LE CONSEGNE.
**1)** Secondo il testo sul Prosecco, di quante pagine è il documento con cui l'Italia ha inviato a Bruxelles le proprie obiezioni?
**2)** Cita dal testo sul Prosecco il passo che comincia con "Tutto pronto per" e si conclude con "per eventuali controdeduzioni.".

Tutto pronto per la controffensiva italiana in difesa del Prosecco. Nella giornata del 9 novembre, il ministro alle Politiche agricole Stefano Patuanelli ha fatto il punto in una conferenza stampa dedicata al lavoro della task force messa in campo dal nostro Paese per tutelare una delle eccellenze del Made in Italy minacciate dal croato Prosek. Dopo la pubblicazione in Gazzetta Ufficiale europea della richiesta di riconoscimento della menzione geografica tradizionale per il vino croato, infatti, l'Italia aveva 60 giorni di tempo per presentare le proprie obiezioni. Che ora sono state inviate a Bruxelles attraverso un documento di 14 pagine. Alla Croazia concessi ora 60 giorni per eventuali controdeduzioni.
Dopo le obiezioni italiane, la Croazia ha 60 giorni di tempo per presentare le proprie controdeduzioni
Patuanelli: «In gioco l'intero sistema delle denominazioni tradizionali»

VOCI FORNITE.
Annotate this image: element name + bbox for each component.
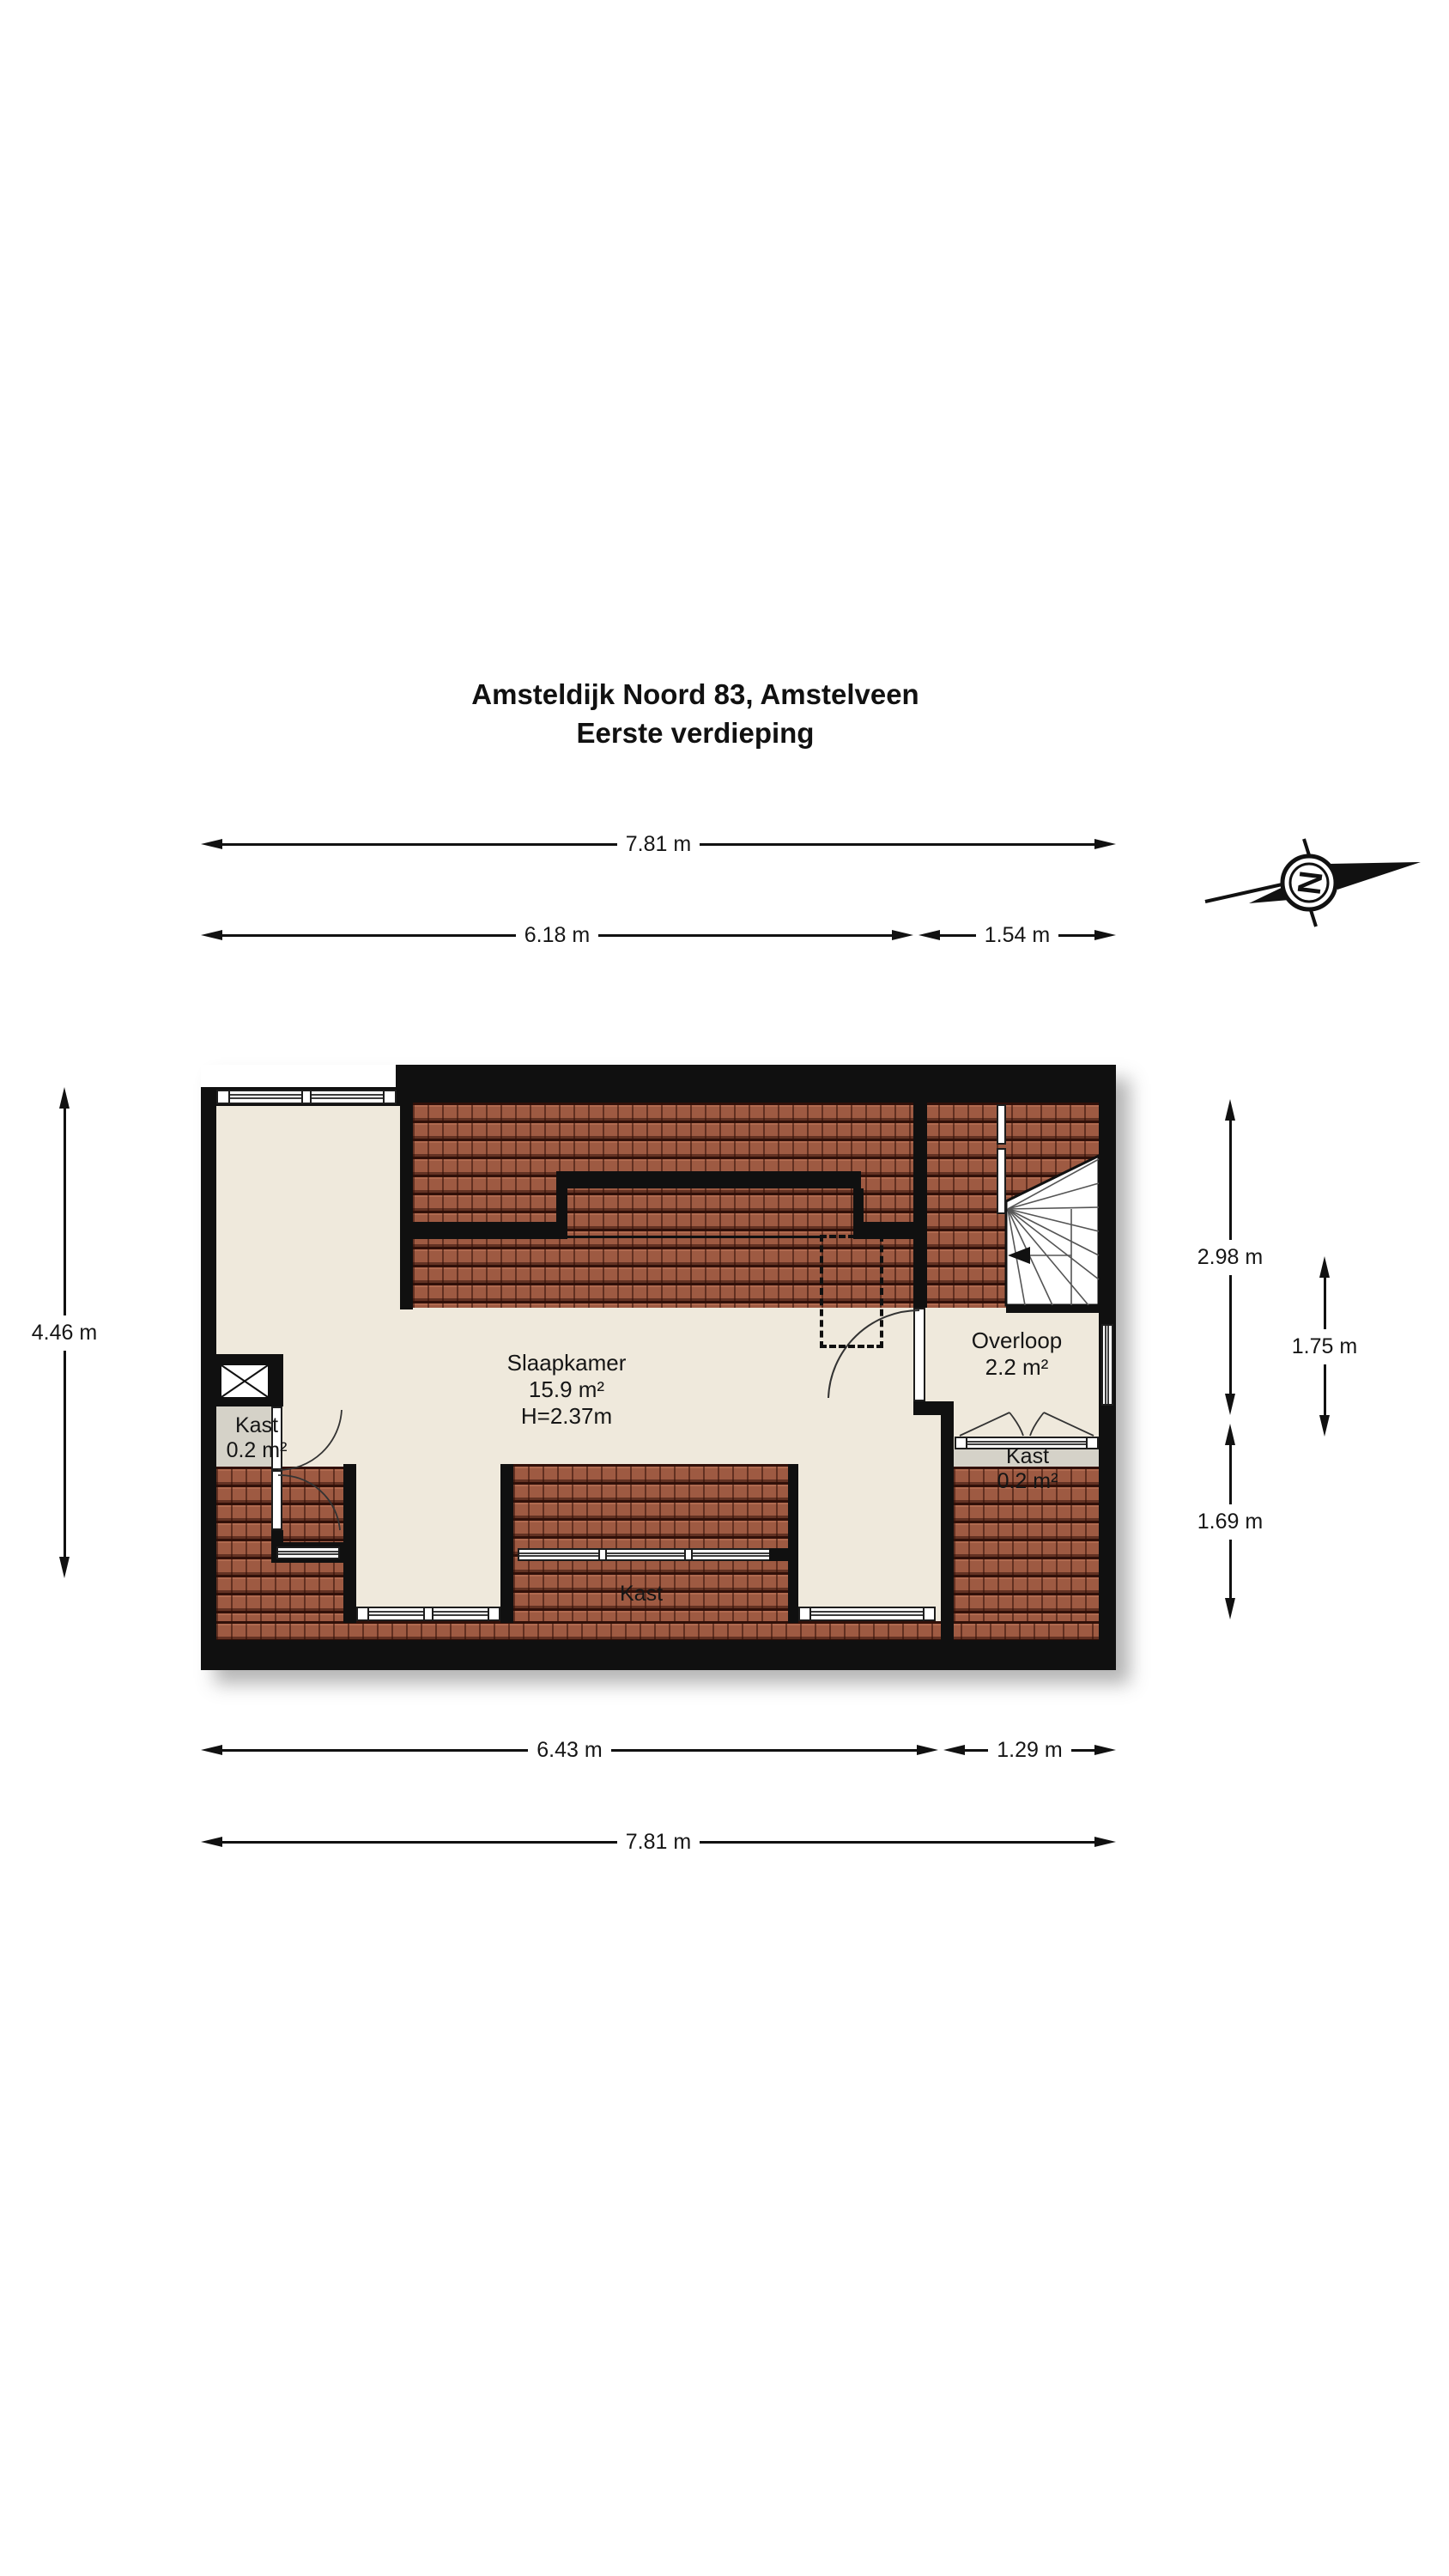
- stairs-side-strip-lower: [997, 1148, 1006, 1214]
- arrow-down-icon: [1225, 1394, 1235, 1415]
- stairs: [994, 1103, 1099, 1317]
- plan-title: Amsteldijk Noord 83, Amstelveen Eerste v…: [295, 675, 1095, 752]
- wall-divider: [913, 1103, 927, 1308]
- window-post: [356, 1607, 369, 1621]
- label-slaapkamer: Slaapkamer 15.9 m² H=2.37m: [481, 1350, 652, 1430]
- arrow-up-icon: [1225, 1099, 1235, 1121]
- dim-right-upper-label: 2.98 m: [1197, 1240, 1263, 1275]
- window-post: [216, 1090, 230, 1104]
- arrow-right-icon: [1094, 1837, 1116, 1847]
- arrow-up-icon: [1319, 1256, 1330, 1278]
- arrow-right-icon: [1094, 1745, 1116, 1755]
- label-overloop: Overloop 2.2 m²: [946, 1327, 1088, 1381]
- dim-top-full: 7.81 m: [201, 832, 1116, 856]
- arrow-left-icon: [201, 930, 222, 940]
- room-name: Kast: [594, 1582, 688, 1607]
- knee-wall-thin-line: [567, 1236, 822, 1238]
- dim-bottom-full-label: 7.81 m: [617, 1830, 700, 1855]
- dim-bottom-left-label: 6.43 m: [528, 1738, 610, 1763]
- dim-top-left-label: 6.18 m: [516, 923, 598, 948]
- room-area: 2.2 m²: [946, 1354, 1088, 1381]
- arrow-right-icon: [892, 930, 913, 940]
- window-top-left: [216, 1090, 397, 1104]
- arrow-right-icon: [1094, 930, 1116, 940]
- window-small-left: [276, 1546, 340, 1559]
- dim-right-lower: 1.69 m: [1218, 1424, 1242, 1619]
- wall-dormer-right-a: [788, 1464, 798, 1623]
- window-right: [1101, 1324, 1113, 1406]
- arrow-left-icon: [201, 1837, 222, 1847]
- dim-right-upper: 2.98 m: [1218, 1099, 1242, 1415]
- knee-wall-high: [556, 1171, 861, 1188]
- window-post: [423, 1607, 433, 1621]
- room-name: Kast: [206, 1413, 307, 1438]
- dim-right-lower-label: 1.69 m: [1197, 1504, 1263, 1540]
- room-area: 0.2 m²: [960, 1469, 1095, 1494]
- arrow-left-icon: [201, 839, 222, 849]
- arrow-down-icon: [59, 1557, 70, 1578]
- arrow-left-icon: [919, 930, 940, 940]
- room-name: Overloop: [946, 1327, 1088, 1354]
- room-height: H=2.37m: [481, 1403, 652, 1430]
- window-post: [383, 1090, 397, 1104]
- label-kast-left: Kast 0.2 m²: [206, 1413, 307, 1463]
- dim-top-full-label: 7.81 m: [617, 832, 700, 857]
- wall-jog: [913, 1401, 954, 1415]
- room-name: Slaapkamer: [481, 1350, 652, 1376]
- dim-top-right-label: 1.54 m: [976, 923, 1058, 948]
- dim-right-inner-label: 1.75 m: [1292, 1329, 1357, 1364]
- closet-bifold-doors: [955, 1408, 1099, 1438]
- dim-right-inner: 1.75 m: [1313, 1256, 1337, 1437]
- under-roof-door-arc: [275, 1472, 347, 1534]
- wall-top: [396, 1065, 1116, 1103]
- plan-title-line1: Amsteldijk Noord 83, Amstelveen: [295, 675, 1095, 714]
- window-dormer-left: [356, 1607, 500, 1621]
- arrow-up-icon: [59, 1087, 70, 1109]
- room-area: 15.9 m²: [481, 1376, 652, 1403]
- arrow-up-icon: [1225, 1424, 1235, 1445]
- dim-bottom-full: 7.81 m: [201, 1830, 1116, 1854]
- window-post: [301, 1090, 312, 1104]
- room-name: Kast: [960, 1444, 1095, 1469]
- plan-title-line2: Eerste verdieping: [295, 714, 1095, 752]
- window-post: [488, 1607, 500, 1621]
- wall-dormer-left-b: [500, 1464, 513, 1623]
- floorplan-page: { "title": { "line1": "Amsteldijk Noord …: [0, 0, 1449, 2576]
- roof-tiles-bottom-strip: [216, 1621, 1099, 1640]
- arrow-down-icon: [1319, 1415, 1330, 1437]
- arrow-right-icon: [1094, 839, 1116, 849]
- wall-right-lower: [941, 1415, 954, 1640]
- room-area: 0.2 m²: [206, 1438, 307, 1463]
- dim-top-right: 1.54 m: [919, 923, 1116, 947]
- wall-dormer-left-a: [343, 1464, 356, 1623]
- compass-letter: N: [1289, 869, 1328, 896]
- chimney-dashed-box: [820, 1235, 883, 1348]
- window-post: [684, 1548, 693, 1561]
- dim-bottom-left: 6.43 m: [201, 1738, 938, 1762]
- window-post: [798, 1607, 811, 1621]
- label-kast-right: Kast 0.2 m²: [960, 1444, 1095, 1494]
- wall-tile-edge-left: [400, 1103, 413, 1309]
- window-post: [923, 1607, 936, 1621]
- closet-middle-front: [518, 1548, 772, 1561]
- dim-bottom-right: 1.29 m: [943, 1738, 1116, 1762]
- label-kast-bottom: Kast: [594, 1582, 688, 1607]
- stairs-side-strip-upper: [997, 1104, 1006, 1145]
- arrow-down-icon: [1225, 1598, 1235, 1619]
- dim-top-left: 6.18 m: [201, 923, 913, 947]
- compass-north-icon: N: [1191, 814, 1432, 951]
- window-post: [598, 1548, 607, 1561]
- dim-side-left-label: 4.46 m: [32, 1315, 97, 1351]
- dim-bottom-right-label: 1.29 m: [988, 1738, 1070, 1763]
- arrow-right-icon: [917, 1745, 938, 1755]
- arrow-left-icon: [943, 1745, 965, 1755]
- dim-side-left: 4.46 m: [52, 1087, 76, 1578]
- arrow-left-icon: [201, 1745, 222, 1755]
- knee-wall-left: [400, 1222, 561, 1239]
- wall-stub-closet-right: [769, 1548, 788, 1561]
- shaft-x-icon: [221, 1365, 268, 1397]
- window-dormer-right: [798, 1607, 936, 1621]
- wall-bottom: [201, 1640, 1116, 1670]
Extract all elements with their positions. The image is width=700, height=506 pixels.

SOLUZIONI SVOLTE.
**1)** Di 14 pagine.

**2)**
Tutto pronto per la controffensiva italiana in difesa del Prosecco. Nella giornata del 9 novembre, il ministro alle Politiche agricole Stefano Patuanelli ha fatto il punto in una conferenza stampa dedicata al lavoro della task force messa in campo dal nostro Paese per tutelare una delle eccellenze del Made in Italy minacciate dal croato Prosek. Dopo la pubblicazione in Gazzetta Ufficiale europea della richiesta di riconoscimento della menzione geografica tradizionale per il vino croato, infatti, l'Italia aveva 60 giorni di tempo per presentare le proprie obiezioni. Che ora sono state inviate a Bruxelles attraverso un documento di 14 pagine. Alla Croazia concessi ora 60 giorni per eventuali controdeduzioni.